>> begin SOURCE TEXT

Anonymous blogger “Deep Climate” weighs in with what he/she calls a “deeply flawed study” here

After a week of being “preoccupied” Real Climate finally breaks radio silence here. It appears to be a prelude to a dismissal with a “wave of the hand”

Supplementary Info now available: All data and code used in this paper are available at the Annals of Applied Statistics supplementary materials website:

http://www.imstat.org/aoas/supplements/default.htm

=========================================

Sticky Wicket – phrase, meaning: “A difficult situation”.

Oh, my. There is a new and important study on temperature proxy reconstructions (McShane and Wyner 2010) submitted into the Annals of Applied Statistics and is listed to be published in the next issue. According to Steve McIntyre, this is one of the “top statistical journals”. This paper is a direct and serious rebuttal to the proxy reconstructions of Mann. It seems watertight on the surface, because instead of trying to attack the proxy data quality issues, they assumed the proxy data was accurate for their purpose, then created a bayesian backcast method. Then, using the proxy data, they demonstrate it fails to reproduce the sharp 20th century uptick.

Now, there’s a new look to the familiar “hockey stick”.

Before:

Multiproxy reconstruction of Northern Hemisphere surface temperature variations over the past millennium (blue), along with 50-year average (black), a measure of the statistical uncertainty associated with the reconstruction (gray), and instrumental surface temperature data for the last 150 years (red), based on the work by Mann et al. (1999). This figure has sometimes been referred to as the hockey stick. Source: IPCC (2001).

After:

FIG 16. Backcast from Bayesian Model of Section 5. CRU Northern Hemisphere annual mean land temperature is given by the thin black line and a smoothed version is given by the thick black line. The forecast is given by the thin red line and a smoothed version is given by the thick red line. The model is fit on 1850-1998 AD and backcasts 998-1849 AD. The cyan region indicates uncertainty due to t, the green region indicates uncertainty due to β, and the gray region indicates total uncertainty.

Not only are the results stunning, but the paper is highly readable, written in a sensible style that most laymen can absorb, even if they don’t understand some of the finer points of bayesian and loess filters, or principal components. Not only that, this paper is a confirmation of McIntyre and McKitrick’s work, with a strong nod to Wegman. I highly recommend reading this and distributing this story widely.

Here’s the submitted paper:

A Statistical Analysis of Multiple Temperature Proxies: Are Reconstructions of Surface Temperatures Over the Last 1000 Years Reliable?

(PDF, 2.5 MB. Backup download available here: McShane and Wyner 2010 )

>> end SOURCE TEXT

AIM A —
Decide whether each statement agrees with the post on the McShane and Wyner study, answering yes or no and quoting the words of the post that settle it: (i) The paper was submitted to the Annals of Applied Statistics. (ii) The authors questioned the quality of the proxy data. (iii) The Bayesian model in FIG 16 is fit on 998-1849 AD.
The records have no connection to the text about the temperature proxy study.

>> begin RECORD EXTRACTS

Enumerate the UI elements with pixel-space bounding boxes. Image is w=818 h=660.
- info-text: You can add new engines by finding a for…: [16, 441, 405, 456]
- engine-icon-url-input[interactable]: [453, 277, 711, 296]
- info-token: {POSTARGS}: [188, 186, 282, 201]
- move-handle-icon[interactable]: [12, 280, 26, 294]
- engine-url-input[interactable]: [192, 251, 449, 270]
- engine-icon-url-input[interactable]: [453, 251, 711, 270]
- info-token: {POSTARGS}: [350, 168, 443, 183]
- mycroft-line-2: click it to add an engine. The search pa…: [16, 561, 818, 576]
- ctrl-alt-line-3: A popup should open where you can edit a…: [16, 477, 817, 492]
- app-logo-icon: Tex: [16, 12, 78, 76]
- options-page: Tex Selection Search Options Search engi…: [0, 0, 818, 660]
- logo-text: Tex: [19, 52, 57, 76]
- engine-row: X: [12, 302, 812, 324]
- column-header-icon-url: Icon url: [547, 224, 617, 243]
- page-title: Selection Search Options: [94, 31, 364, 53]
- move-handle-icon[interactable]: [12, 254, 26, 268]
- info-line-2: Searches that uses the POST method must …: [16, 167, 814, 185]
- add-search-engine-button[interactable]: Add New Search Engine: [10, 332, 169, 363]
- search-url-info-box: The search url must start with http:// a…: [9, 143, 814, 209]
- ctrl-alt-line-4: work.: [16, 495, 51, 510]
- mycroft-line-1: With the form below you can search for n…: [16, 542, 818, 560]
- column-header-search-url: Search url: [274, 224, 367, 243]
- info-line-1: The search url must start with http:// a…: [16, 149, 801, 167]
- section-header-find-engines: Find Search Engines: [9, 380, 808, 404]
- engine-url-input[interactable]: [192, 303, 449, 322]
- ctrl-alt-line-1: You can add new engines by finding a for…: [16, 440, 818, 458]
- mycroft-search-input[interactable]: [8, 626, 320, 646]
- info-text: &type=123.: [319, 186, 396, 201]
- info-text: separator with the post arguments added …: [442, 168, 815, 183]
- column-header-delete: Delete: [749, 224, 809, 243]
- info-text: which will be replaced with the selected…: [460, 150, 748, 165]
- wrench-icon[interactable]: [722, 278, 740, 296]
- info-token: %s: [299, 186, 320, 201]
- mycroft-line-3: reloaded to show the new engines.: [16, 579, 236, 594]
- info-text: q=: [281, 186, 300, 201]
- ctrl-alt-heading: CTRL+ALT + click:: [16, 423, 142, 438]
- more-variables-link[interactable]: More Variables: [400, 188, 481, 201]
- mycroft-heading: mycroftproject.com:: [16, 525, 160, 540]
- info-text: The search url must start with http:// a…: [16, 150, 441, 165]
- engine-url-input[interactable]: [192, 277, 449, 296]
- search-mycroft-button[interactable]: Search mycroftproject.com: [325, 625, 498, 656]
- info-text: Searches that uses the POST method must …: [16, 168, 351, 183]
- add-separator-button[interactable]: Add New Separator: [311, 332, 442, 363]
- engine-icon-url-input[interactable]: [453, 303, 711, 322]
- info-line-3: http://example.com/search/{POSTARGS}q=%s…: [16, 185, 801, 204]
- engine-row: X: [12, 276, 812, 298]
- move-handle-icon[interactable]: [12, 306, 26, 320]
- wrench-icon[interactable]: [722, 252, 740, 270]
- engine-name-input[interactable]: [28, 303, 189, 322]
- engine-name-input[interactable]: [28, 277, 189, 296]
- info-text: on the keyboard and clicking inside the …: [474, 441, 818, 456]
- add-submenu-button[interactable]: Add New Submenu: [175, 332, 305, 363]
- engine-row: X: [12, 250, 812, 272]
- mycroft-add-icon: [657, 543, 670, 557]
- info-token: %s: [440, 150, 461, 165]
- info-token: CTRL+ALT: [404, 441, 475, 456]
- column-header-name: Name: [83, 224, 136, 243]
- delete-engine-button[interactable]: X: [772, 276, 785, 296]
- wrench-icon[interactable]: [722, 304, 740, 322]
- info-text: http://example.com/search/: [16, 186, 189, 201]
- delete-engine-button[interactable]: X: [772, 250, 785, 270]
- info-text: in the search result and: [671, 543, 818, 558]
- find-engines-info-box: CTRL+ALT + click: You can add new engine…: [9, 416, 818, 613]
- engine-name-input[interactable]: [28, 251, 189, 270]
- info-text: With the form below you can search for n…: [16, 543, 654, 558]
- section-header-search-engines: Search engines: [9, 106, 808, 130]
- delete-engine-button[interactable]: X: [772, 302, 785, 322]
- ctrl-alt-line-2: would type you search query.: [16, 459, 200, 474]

>> end RECORD EXTRACTS
>> begin RECORD EXTRACTS

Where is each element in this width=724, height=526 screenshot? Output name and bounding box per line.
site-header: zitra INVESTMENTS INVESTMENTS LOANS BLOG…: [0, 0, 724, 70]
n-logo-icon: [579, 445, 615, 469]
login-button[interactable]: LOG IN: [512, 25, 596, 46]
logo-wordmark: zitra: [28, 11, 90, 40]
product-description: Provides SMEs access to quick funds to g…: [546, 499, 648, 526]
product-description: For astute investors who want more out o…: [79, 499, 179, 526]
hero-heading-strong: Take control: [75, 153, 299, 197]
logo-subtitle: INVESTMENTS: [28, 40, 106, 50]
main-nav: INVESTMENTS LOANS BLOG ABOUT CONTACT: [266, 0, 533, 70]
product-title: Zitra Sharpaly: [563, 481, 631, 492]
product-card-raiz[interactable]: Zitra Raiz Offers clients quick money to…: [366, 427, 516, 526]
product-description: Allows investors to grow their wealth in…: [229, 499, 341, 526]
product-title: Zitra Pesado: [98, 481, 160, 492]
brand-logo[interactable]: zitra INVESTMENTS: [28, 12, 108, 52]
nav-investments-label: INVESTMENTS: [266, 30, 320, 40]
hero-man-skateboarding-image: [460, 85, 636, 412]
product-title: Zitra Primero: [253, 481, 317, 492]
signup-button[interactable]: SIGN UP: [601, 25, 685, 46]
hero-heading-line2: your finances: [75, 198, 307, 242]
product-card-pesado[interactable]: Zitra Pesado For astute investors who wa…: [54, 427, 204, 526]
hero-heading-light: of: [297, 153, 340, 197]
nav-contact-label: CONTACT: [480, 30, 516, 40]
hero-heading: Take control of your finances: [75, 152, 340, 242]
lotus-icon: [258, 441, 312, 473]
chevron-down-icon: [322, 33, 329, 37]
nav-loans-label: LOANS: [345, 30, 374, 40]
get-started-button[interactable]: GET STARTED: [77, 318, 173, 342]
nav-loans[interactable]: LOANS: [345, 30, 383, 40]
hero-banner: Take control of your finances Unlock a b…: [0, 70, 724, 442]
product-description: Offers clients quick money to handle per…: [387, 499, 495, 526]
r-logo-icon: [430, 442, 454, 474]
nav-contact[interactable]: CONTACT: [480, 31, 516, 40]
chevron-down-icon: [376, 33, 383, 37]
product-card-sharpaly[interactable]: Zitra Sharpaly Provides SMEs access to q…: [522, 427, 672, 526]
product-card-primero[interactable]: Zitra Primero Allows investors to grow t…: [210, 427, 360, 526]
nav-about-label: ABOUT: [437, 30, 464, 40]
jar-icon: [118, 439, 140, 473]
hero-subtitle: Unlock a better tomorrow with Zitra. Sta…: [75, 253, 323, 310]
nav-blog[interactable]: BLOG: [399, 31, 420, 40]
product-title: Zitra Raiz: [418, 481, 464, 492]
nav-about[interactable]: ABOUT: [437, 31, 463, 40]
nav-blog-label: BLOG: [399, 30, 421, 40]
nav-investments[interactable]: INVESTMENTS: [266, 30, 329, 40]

>> end RECORD EXTRACTS

AIM B —
In the records, transcribe every line from the line with "Enumerate the UI" to the line with "186, 282, 201]", including both of those lines.

RESULT A —
(i) Yes: "submitted into the Annals of Applied Statistics"
(ii) No: "instead of trying to attack the proxy data quality issues, they assumed the proxy data was accurate for their purpose"
(iii) No: "The model is fit on 1850-1998 AD and backcasts 998-1849 AD."

RESULT B —
Enumerate the UI elements with pixel-space bounding boxes. Image is w=818 h=660.
- info-text: You can add new engines by finding a for…: [16, 441, 405, 456]
- engine-icon-url-input[interactable]: [453, 277, 711, 296]
- info-token: {POSTARGS}: [188, 186, 282, 201]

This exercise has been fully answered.